━━━ Provided material ━━━
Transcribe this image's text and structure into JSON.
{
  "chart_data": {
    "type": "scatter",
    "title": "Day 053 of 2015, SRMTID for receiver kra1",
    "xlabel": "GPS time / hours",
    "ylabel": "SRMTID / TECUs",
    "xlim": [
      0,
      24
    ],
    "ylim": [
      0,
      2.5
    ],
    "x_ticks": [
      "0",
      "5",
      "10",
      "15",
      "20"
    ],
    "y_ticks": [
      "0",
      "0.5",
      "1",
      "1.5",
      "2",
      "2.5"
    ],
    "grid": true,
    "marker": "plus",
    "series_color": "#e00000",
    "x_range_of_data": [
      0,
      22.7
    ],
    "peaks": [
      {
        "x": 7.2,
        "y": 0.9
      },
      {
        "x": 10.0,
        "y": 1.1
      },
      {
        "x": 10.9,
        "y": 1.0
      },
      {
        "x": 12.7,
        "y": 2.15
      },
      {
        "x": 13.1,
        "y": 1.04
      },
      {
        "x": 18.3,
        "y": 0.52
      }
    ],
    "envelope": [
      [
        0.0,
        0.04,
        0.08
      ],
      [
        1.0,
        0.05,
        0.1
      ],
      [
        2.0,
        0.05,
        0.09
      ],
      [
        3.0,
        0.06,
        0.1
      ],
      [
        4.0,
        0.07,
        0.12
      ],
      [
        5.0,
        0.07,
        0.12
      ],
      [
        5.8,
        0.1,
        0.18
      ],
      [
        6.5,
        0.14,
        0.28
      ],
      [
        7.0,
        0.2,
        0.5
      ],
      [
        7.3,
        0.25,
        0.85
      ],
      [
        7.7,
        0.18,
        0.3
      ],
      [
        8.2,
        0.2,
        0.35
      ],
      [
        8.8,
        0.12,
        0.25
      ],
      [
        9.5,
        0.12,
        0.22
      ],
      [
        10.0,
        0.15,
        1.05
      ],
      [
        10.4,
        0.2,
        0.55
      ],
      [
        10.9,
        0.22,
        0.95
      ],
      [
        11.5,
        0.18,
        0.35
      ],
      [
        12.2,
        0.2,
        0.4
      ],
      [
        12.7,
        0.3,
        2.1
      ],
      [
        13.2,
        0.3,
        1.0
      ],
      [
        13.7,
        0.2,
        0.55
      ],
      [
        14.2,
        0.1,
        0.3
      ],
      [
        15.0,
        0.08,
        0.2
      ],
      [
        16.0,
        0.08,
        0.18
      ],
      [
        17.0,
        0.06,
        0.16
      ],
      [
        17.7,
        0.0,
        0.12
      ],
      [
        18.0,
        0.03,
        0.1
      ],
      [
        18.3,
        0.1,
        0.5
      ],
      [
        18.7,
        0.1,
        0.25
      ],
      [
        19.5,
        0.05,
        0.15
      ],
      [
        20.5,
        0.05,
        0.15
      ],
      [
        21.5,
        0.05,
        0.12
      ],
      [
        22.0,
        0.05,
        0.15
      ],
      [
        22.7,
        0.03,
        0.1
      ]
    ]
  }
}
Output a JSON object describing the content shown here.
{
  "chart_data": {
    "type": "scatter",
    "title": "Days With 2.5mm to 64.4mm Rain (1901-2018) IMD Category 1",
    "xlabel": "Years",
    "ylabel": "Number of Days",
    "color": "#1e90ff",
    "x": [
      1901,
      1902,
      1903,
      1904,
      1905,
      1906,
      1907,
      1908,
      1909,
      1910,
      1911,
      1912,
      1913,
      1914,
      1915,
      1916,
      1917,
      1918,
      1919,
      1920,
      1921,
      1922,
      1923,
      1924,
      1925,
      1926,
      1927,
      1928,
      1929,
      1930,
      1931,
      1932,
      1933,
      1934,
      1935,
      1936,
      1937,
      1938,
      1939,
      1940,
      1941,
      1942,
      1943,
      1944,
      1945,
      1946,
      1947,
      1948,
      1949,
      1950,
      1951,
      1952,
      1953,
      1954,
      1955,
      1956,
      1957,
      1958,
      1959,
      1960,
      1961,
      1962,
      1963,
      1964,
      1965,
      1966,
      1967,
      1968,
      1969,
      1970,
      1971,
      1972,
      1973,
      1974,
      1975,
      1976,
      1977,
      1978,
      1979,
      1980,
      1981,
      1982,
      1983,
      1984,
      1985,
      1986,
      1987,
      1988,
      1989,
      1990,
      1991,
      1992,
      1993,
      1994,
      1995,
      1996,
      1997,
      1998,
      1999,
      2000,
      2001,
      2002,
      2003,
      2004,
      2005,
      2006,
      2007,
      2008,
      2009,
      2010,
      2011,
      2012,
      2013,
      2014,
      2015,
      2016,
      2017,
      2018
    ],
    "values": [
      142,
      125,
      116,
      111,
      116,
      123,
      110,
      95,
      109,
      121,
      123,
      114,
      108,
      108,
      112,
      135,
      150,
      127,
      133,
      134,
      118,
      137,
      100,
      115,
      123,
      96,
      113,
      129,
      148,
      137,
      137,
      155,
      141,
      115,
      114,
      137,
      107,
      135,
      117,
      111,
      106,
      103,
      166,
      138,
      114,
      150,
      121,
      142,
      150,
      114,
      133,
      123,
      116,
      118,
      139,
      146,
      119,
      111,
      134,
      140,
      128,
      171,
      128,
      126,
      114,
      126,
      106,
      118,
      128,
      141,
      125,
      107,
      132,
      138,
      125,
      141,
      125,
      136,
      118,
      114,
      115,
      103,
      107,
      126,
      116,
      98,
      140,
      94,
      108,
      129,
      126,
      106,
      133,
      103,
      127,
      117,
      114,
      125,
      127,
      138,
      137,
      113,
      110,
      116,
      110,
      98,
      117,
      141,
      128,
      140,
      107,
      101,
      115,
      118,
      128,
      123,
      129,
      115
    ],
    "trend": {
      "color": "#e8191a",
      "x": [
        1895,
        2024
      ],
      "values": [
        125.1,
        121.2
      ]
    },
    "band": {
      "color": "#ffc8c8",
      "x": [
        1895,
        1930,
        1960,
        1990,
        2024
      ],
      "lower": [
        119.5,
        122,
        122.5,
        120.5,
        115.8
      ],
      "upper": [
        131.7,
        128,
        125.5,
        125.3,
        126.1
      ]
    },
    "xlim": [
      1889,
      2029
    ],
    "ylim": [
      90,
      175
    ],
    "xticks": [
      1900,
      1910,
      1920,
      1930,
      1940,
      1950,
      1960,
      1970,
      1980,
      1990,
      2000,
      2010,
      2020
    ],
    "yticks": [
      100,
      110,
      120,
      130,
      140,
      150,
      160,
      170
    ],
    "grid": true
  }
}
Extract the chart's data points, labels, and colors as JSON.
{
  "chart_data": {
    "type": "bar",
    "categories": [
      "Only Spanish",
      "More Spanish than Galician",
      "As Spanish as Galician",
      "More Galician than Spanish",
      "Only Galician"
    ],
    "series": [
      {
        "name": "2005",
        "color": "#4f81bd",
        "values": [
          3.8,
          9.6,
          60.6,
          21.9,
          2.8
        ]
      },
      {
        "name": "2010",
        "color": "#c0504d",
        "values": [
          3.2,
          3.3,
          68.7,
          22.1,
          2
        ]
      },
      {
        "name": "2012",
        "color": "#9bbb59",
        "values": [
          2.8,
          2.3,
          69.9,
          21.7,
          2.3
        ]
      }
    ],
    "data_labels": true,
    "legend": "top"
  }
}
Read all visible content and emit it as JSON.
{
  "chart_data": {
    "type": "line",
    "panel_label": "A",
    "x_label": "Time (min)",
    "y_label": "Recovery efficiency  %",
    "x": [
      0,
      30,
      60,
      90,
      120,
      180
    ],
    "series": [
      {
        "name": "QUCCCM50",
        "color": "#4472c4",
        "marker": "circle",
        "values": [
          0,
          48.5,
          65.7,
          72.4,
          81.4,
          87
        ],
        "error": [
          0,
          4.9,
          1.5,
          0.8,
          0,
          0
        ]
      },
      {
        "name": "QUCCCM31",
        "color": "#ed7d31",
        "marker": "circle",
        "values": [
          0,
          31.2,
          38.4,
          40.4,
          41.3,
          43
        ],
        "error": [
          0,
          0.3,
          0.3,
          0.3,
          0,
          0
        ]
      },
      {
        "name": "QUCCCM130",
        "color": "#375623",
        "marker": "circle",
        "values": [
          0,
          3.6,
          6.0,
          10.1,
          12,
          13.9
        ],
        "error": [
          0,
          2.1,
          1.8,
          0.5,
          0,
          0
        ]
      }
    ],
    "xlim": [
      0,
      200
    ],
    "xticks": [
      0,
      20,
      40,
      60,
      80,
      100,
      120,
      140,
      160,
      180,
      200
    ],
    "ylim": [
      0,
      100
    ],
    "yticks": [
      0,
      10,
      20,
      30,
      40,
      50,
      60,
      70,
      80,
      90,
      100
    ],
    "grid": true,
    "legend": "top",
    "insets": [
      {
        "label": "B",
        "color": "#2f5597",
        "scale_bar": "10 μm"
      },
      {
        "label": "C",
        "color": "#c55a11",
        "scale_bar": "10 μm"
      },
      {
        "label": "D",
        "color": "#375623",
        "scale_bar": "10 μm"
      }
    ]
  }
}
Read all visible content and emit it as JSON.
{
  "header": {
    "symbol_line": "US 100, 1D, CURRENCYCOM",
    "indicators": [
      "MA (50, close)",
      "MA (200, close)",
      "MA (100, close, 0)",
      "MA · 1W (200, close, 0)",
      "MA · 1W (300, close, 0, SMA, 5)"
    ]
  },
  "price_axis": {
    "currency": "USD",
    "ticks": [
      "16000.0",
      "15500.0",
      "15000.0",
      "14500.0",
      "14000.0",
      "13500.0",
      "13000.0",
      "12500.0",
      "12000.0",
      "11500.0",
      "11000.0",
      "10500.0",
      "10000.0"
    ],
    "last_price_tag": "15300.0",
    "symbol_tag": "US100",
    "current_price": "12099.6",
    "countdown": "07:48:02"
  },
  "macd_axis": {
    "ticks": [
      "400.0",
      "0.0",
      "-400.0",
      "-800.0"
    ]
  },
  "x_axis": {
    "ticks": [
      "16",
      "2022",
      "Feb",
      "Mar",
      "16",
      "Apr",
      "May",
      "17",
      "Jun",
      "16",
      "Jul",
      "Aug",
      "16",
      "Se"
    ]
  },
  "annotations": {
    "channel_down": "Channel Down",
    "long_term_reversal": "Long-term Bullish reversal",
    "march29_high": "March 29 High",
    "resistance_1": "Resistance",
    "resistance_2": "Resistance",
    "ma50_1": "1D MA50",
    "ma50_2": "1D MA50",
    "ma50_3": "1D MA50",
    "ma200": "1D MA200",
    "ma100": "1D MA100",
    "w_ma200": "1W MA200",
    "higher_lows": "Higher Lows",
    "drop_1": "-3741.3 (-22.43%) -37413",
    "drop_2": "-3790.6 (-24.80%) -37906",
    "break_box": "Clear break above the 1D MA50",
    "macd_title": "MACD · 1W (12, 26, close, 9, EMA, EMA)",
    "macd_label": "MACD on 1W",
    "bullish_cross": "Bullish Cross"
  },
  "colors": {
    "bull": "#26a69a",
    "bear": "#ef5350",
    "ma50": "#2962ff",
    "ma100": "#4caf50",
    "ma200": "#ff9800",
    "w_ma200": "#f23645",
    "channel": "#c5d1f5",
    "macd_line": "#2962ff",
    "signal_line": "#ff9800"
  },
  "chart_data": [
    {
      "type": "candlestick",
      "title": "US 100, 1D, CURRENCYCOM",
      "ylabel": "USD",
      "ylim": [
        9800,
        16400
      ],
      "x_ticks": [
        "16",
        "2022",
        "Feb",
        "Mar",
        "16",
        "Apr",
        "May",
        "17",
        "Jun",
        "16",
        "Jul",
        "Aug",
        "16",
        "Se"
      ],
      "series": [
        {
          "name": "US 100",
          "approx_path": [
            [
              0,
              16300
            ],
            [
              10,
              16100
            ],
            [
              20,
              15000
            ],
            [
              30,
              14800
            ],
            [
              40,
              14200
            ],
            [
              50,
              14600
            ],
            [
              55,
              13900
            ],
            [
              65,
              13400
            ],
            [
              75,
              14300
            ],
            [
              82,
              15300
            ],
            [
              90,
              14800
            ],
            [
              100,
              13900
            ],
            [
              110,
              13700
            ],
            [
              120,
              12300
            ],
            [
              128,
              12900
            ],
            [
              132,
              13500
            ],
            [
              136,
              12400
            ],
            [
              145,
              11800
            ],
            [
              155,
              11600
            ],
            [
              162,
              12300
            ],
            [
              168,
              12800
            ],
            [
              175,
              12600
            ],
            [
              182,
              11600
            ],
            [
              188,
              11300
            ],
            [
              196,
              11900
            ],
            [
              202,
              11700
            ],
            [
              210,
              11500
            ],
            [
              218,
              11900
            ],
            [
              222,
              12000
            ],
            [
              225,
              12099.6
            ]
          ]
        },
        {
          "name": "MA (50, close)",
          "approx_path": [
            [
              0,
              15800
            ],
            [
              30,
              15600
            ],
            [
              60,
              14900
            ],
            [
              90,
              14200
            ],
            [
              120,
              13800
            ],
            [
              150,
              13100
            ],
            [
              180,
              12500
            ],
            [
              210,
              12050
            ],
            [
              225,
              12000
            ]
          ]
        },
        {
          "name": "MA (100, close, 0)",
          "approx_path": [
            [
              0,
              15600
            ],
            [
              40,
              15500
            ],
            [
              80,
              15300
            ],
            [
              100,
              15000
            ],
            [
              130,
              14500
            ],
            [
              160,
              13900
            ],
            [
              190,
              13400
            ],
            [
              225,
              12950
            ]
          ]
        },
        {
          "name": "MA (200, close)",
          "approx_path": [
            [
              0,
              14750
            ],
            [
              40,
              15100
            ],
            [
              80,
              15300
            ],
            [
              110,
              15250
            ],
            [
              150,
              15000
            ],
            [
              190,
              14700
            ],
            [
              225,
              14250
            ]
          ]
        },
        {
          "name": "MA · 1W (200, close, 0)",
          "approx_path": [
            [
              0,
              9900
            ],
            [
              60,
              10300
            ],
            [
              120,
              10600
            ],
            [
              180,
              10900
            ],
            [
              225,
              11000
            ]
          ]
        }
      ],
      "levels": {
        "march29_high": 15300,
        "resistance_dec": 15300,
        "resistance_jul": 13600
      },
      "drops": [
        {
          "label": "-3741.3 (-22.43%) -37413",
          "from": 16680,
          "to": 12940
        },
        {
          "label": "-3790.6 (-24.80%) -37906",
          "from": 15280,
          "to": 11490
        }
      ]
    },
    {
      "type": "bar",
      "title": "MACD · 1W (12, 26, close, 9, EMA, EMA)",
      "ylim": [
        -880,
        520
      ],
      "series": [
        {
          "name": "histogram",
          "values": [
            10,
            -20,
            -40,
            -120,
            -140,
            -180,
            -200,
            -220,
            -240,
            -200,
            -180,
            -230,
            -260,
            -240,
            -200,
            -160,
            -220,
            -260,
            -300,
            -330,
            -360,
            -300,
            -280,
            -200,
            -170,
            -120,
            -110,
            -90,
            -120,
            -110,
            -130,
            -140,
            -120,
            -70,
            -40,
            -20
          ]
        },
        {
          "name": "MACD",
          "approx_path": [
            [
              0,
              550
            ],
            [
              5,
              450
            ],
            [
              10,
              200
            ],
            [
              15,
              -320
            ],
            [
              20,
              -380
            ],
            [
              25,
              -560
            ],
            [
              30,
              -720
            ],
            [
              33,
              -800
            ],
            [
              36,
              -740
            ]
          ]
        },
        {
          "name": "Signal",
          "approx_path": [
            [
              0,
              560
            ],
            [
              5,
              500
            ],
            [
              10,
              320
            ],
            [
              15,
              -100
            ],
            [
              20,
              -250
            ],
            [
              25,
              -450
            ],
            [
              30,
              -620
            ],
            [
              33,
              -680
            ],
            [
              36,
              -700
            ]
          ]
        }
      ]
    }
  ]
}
━━━
**Task objective:** Your answer should be one number: how many lines of the listing include the word "close".

**Task result:** 11